### EXERCISE DIRECTIONS
Transcribe the records that follow. Keep every word exactly, and drop the pictures.

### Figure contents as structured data
———
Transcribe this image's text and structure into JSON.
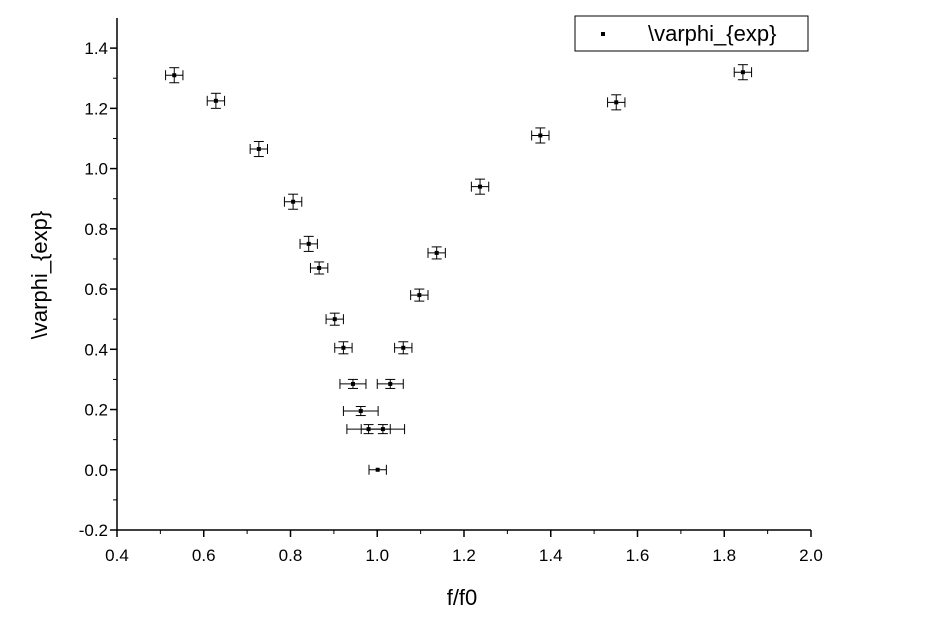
{
  "chart_data": {
    "type": "scatter",
    "xlabel": "f/f0",
    "ylabel": "\\varphi_{exp}",
    "xlim": [
      0.4,
      2.0
    ],
    "ylim": [
      -0.2,
      1.5
    ],
    "x_ticks": [
      0.4,
      0.6,
      0.8,
      1.0,
      1.2,
      1.4,
      1.6,
      1.8,
      2.0
    ],
    "x_tick_labels": [
      "0.4",
      "0.6",
      "0.8",
      "1.0",
      "1.2",
      "1.4",
      "1.6",
      "1.8",
      "2.0"
    ],
    "y_ticks": [
      -0.2,
      0.0,
      0.2,
      0.4,
      0.6,
      0.8,
      1.0,
      1.2,
      1.4
    ],
    "y_tick_labels": [
      "-0.2",
      "0.0",
      "0.2",
      "0.4",
      "0.6",
      "0.8",
      "1.0",
      "1.2",
      "1.4"
    ],
    "grid": false,
    "legend_position": "top-right",
    "series": [
      {
        "name": "\\varphi_{exp}",
        "color": "#000000",
        "points": [
          {
            "x": 0.532,
            "y": 1.31,
            "xerr": 0.02,
            "yerr": 0.025
          },
          {
            "x": 0.628,
            "y": 1.225,
            "xerr": 0.02,
            "yerr": 0.025
          },
          {
            "x": 0.727,
            "y": 1.065,
            "xerr": 0.02,
            "yerr": 0.025
          },
          {
            "x": 0.806,
            "y": 0.89,
            "xerr": 0.02,
            "yerr": 0.025
          },
          {
            "x": 0.842,
            "y": 0.75,
            "xerr": 0.02,
            "yerr": 0.025
          },
          {
            "x": 0.866,
            "y": 0.67,
            "xerr": 0.02,
            "yerr": 0.02
          },
          {
            "x": 0.902,
            "y": 0.5,
            "xerr": 0.02,
            "yerr": 0.02
          },
          {
            "x": 0.922,
            "y": 0.405,
            "xerr": 0.02,
            "yerr": 0.02
          },
          {
            "x": 0.944,
            "y": 0.285,
            "xerr": 0.03,
            "yerr": 0.015
          },
          {
            "x": 0.962,
            "y": 0.195,
            "xerr": 0.04,
            "yerr": 0.015
          },
          {
            "x": 0.98,
            "y": 0.135,
            "xerr": 0.05,
            "yerr": 0.015
          },
          {
            "x": 1.001,
            "y": 0.0,
            "xerr": 0.02,
            "yerr": 0.0
          },
          {
            "x": 1.013,
            "y": 0.135,
            "xerr": 0.05,
            "yerr": 0.015
          },
          {
            "x": 1.03,
            "y": 0.285,
            "xerr": 0.03,
            "yerr": 0.015
          },
          {
            "x": 1.06,
            "y": 0.405,
            "xerr": 0.02,
            "yerr": 0.02
          },
          {
            "x": 1.097,
            "y": 0.58,
            "xerr": 0.02,
            "yerr": 0.02
          },
          {
            "x": 1.137,
            "y": 0.72,
            "xerr": 0.02,
            "yerr": 0.02
          },
          {
            "x": 1.237,
            "y": 0.94,
            "xerr": 0.02,
            "yerr": 0.025
          },
          {
            "x": 1.376,
            "y": 1.11,
            "xerr": 0.02,
            "yerr": 0.025
          },
          {
            "x": 1.551,
            "y": 1.22,
            "xerr": 0.02,
            "yerr": 0.025
          },
          {
            "x": 1.843,
            "y": 1.32,
            "xerr": 0.02,
            "yerr": 0.025
          }
        ]
      }
    ]
  }
}
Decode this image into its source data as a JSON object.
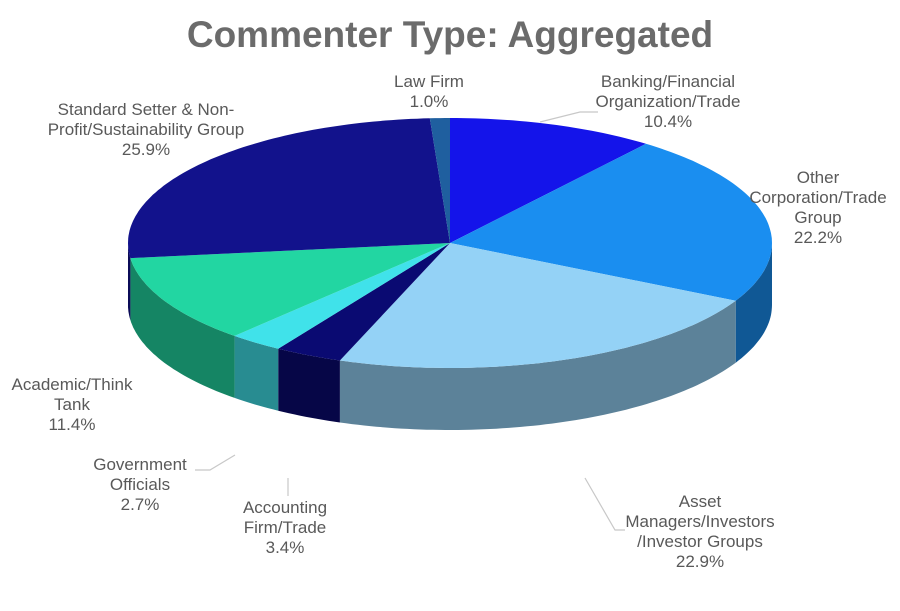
{
  "chart_data": {
    "type": "pie3d",
    "title": "Commenter Type: Aggregated",
    "categories": [
      "Banking/Financial\nOrganization/Trade",
      "Other\nCorporation/Trade\nGroup",
      "Asset\nManagers/Investors\n/Investor Groups",
      "Accounting\nFirm/Trade",
      "Government\nOfficials",
      "Academic/Think\nTank",
      "Standard Setter & Non-\nProfit/Sustainability Group",
      "Law Firm"
    ],
    "values": [
      10.4,
      22.2,
      22.9,
      3.4,
      2.7,
      11.4,
      25.9,
      1.0
    ],
    "value_labels": [
      "10.4%",
      "22.2%",
      "22.9%",
      "3.4%",
      "2.7%",
      "11.4%",
      "25.9%",
      "1.0%"
    ],
    "colors": [
      "#1414ea",
      "#1a8ef0",
      "#94d2f6",
      "#0a0a72",
      "#40e2ea",
      "#22d6a2",
      "#12128c",
      "#1f5f9f"
    ]
  }
}
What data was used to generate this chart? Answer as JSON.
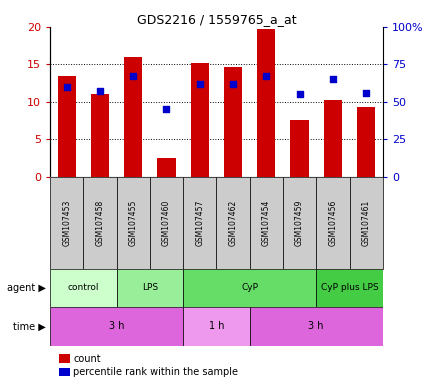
{
  "title": "GDS2216 / 1559765_a_at",
  "samples": [
    "GSM107453",
    "GSM107458",
    "GSM107455",
    "GSM107460",
    "GSM107457",
    "GSM107462",
    "GSM107454",
    "GSM107459",
    "GSM107456",
    "GSM107461"
  ],
  "counts": [
    13.5,
    11.0,
    16.0,
    2.5,
    15.2,
    14.7,
    19.7,
    7.5,
    10.3,
    9.3
  ],
  "percentiles": [
    60,
    57,
    67,
    45,
    62,
    62,
    67,
    55,
    65,
    56
  ],
  "ylim_left": [
    0,
    20
  ],
  "ylim_right": [
    0,
    100
  ],
  "yticks_left": [
    0,
    5,
    10,
    15,
    20
  ],
  "yticks_right": [
    0,
    25,
    50,
    75,
    100
  ],
  "ytick_labels_left": [
    "0",
    "5",
    "10",
    "15",
    "20"
  ],
  "ytick_labels_right": [
    "0",
    "25",
    "50",
    "75",
    "100%"
  ],
  "bar_color": "#cc0000",
  "dot_color": "#0000cc",
  "agent_groups": [
    {
      "label": "control",
      "start": 0,
      "end": 2,
      "color": "#ccffcc"
    },
    {
      "label": "LPS",
      "start": 2,
      "end": 4,
      "color": "#99ee99"
    },
    {
      "label": "CyP",
      "start": 4,
      "end": 8,
      "color": "#66dd66"
    },
    {
      "label": "CyP plus LPS",
      "start": 8,
      "end": 10,
      "color": "#44cc44"
    }
  ],
  "time_groups": [
    {
      "label": "3 h",
      "start": 0,
      "end": 4,
      "color": "#dd66dd"
    },
    {
      "label": "1 h",
      "start": 4,
      "end": 6,
      "color": "#ee99ee"
    },
    {
      "label": "3 h",
      "start": 6,
      "end": 10,
      "color": "#dd66dd"
    }
  ],
  "agent_label": "agent",
  "time_label": "time",
  "legend_count_label": "count",
  "legend_pct_label": "percentile rank within the sample",
  "bar_color_legend": "#cc0000",
  "dot_color_legend": "#0000cc",
  "bar_width": 0.55,
  "plot_bg": "#ffffff",
  "sample_bg": "#cccccc",
  "grid_yticks": [
    5,
    10,
    15
  ]
}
———
### REPLY TO THE TASK
Transcribe this image's text and structure into JSON.
{
  "chart_data": {
    "type": "scatter",
    "xlabel": "f/f0",
    "ylabel": "\\varphi_{exp}",
    "xlim": [
      0.4,
      2.0
    ],
    "ylim": [
      -0.2,
      1.5
    ],
    "x_ticks": [
      0.4,
      0.6,
      0.8,
      1.0,
      1.2,
      1.4,
      1.6,
      1.8,
      2.0
    ],
    "x_tick_labels": [
      "0.4",
      "0.6",
      "0.8",
      "1.0",
      "1.2",
      "1.4",
      "1.6",
      "1.8",
      "2.0"
    ],
    "y_ticks": [
      -0.2,
      0.0,
      0.2,
      0.4,
      0.6,
      0.8,
      1.0,
      1.2,
      1.4
    ],
    "y_tick_labels": [
      "-0.2",
      "0.0",
      "0.2",
      "0.4",
      "0.6",
      "0.8",
      "1.0",
      "1.2",
      "1.4"
    ],
    "grid": false,
    "legend_position": "top-right",
    "series": [
      {
        "name": "\\varphi_{exp}",
        "color": "#000000",
        "points": [
          {
            "x": 0.532,
            "y": 1.31,
            "xerr": 0.02,
            "yerr": 0.025
          },
          {
            "x": 0.628,
            "y": 1.225,
            "xerr": 0.02,
            "yerr": 0.025
          },
          {
            "x": 0.727,
            "y": 1.065,
            "xerr": 0.02,
            "yerr": 0.025
          },
          {
            "x": 0.806,
            "y": 0.89,
            "xerr": 0.02,
            "yerr": 0.025
          },
          {
            "x": 0.842,
            "y": 0.75,
            "xerr": 0.02,
            "yerr": 0.025
          },
          {
            "x": 0.866,
            "y": 0.67,
            "xerr": 0.02,
            "yerr": 0.02
          },
          {
            "x": 0.902,
            "y": 0.5,
            "xerr": 0.02,
            "yerr": 0.02
          },
          {
            "x": 0.922,
            "y": 0.405,
            "xerr": 0.02,
            "yerr": 0.02
          },
          {
            "x": 0.944,
            "y": 0.285,
            "xerr": 0.03,
            "yerr": 0.015
          },
          {
            "x": 0.962,
            "y": 0.195,
            "xerr": 0.04,
            "yerr": 0.015
          },
          {
            "x": 0.98,
            "y": 0.135,
            "xerr": 0.05,
            "yerr": 0.015
          },
          {
            "x": 1.001,
            "y": 0.0,
            "xerr": 0.02,
            "yerr": 0.0
          },
          {
            "x": 1.013,
            "y": 0.135,
            "xerr": 0.05,
            "yerr": 0.015
          },
          {
            "x": 1.03,
            "y": 0.285,
            "xerr": 0.03,
            "yerr": 0.015
          },
          {
            "x": 1.06,
            "y": 0.405,
            "xerr": 0.02,
            "yerr": 0.02
          },
          {
            "x": 1.097,
            "y": 0.58,
            "xerr": 0.02,
            "yerr": 0.02
          },
          {
            "x": 1.137,
            "y": 0.72,
            "xerr": 0.02,
            "yerr": 0.02
          },
          {
            "x": 1.237,
            "y": 0.94,
            "xerr": 0.02,
            "yerr": 0.025
          },
          {
            "x": 1.376,
            "y": 1.11,
            "xerr": 0.02,
            "yerr": 0.025
          },
          {
            "x": 1.551,
            "y": 1.22,
            "xerr": 0.02,
            "yerr": 0.025
          },
          {
            "x": 1.843,
            "y": 1.32,
            "xerr": 0.02,
            "yerr": 0.025
          }
        ]
      }
    ]
  }
}
Decode this image into its source data as a JSON object.
{
  "chart_data": {
    "type": "pie3d",
    "title": "Commenter Type: Aggregated",
    "categories": [
      "Banking/Financial\nOrganization/Trade",
      "Other\nCorporation/Trade\nGroup",
      "Asset\nManagers/Investors\n/Investor Groups",
      "Accounting\nFirm/Trade",
      "Government\nOfficials",
      "Academic/Think\nTank",
      "Standard Setter & Non-\nProfit/Sustainability Group",
      "Law Firm"
    ],
    "values": [
      10.4,
      22.2,
      22.9,
      3.4,
      2.7,
      11.4,
      25.9,
      1.0
    ],
    "value_labels": [
      "10.4%",
      "22.2%",
      "22.9%",
      "3.4%",
      "2.7%",
      "11.4%",
      "25.9%",
      "1.0%"
    ],
    "colors": [
      "#1414ea",
      "#1a8ef0",
      "#94d2f6",
      "#0a0a72",
      "#40e2ea",
      "#22d6a2",
      "#12128c",
      "#1f5f9f"
    ]
  }
}
What data was used to generate this chart? Answer as JSON.
{
  "title": "GDS2216 / 1559765_a_at",
  "samples": [
    "GSM107453",
    "GSM107458",
    "GSM107455",
    "GSM107460",
    "GSM107457",
    "GSM107462",
    "GSM107454",
    "GSM107459",
    "GSM107456",
    "GSM107461"
  ],
  "counts": [
    13.5,
    11.0,
    16.0,
    2.5,
    15.2,
    14.7,
    19.7,
    7.5,
    10.3,
    9.3
  ],
  "percentiles": [
    60,
    57,
    67,
    45,
    62,
    62,
    67,
    55,
    65,
    56
  ],
  "ylim_left": [
    0,
    20
  ],
  "ylim_right": [
    0,
    100
  ],
  "yticks_left": [
    0,
    5,
    10,
    15,
    20
  ],
  "yticks_right": [
    0,
    25,
    50,
    75,
    100
  ],
  "ytick_labels_left": [
    "0",
    "5",
    "10",
    "15",
    "20"
  ],
  "ytick_labels_right": [
    "0",
    "25",
    "50",
    "75",
    "100%"
  ],
  "bar_color": "#cc0000",
  "dot_color": "#0000cc",
  "agent_groups": [
    {
      "label": "control",
      "start": 0,
      "end": 2,
      "color": "#ccffcc"
    },
    {
      "label": "LPS",
      "start": 2,
      "end": 4,
      "color": "#99ee99"
    },
    {
      "label": "CyP",
      "start": 4,
      "end": 8,
      "color": "#66dd66"
    },
    {
      "label": "CyP plus LPS",
      "start": 8,
      "end": 10,
      "color": "#44cc44"
    }
  ],
  "time_groups": [
    {
      "label": "3 h",
      "start": 0,
      "end": 4,
      "color": "#dd66dd"
    },
    {
      "label": "1 h",
      "start": 4,
      "end": 6,
      "color": "#ee99ee"
    },
    {
      "label": "3 h",
      "start": 6,
      "end": 10,
      "color": "#dd66dd"
    }
  ],
  "agent_label": "agent",
  "time_label": "time",
  "legend_count_label": "count",
  "legend_pct_label": "percentile rank within the sample",
  "bar_color_legend": "#cc0000",
  "dot_color_legend": "#0000cc",
  "bar_width": 0.55,
  "plot_bg": "#ffffff",
  "sample_bg": "#cccccc",
  "grid_yticks": [
    5,
    10,
    15
  ]
}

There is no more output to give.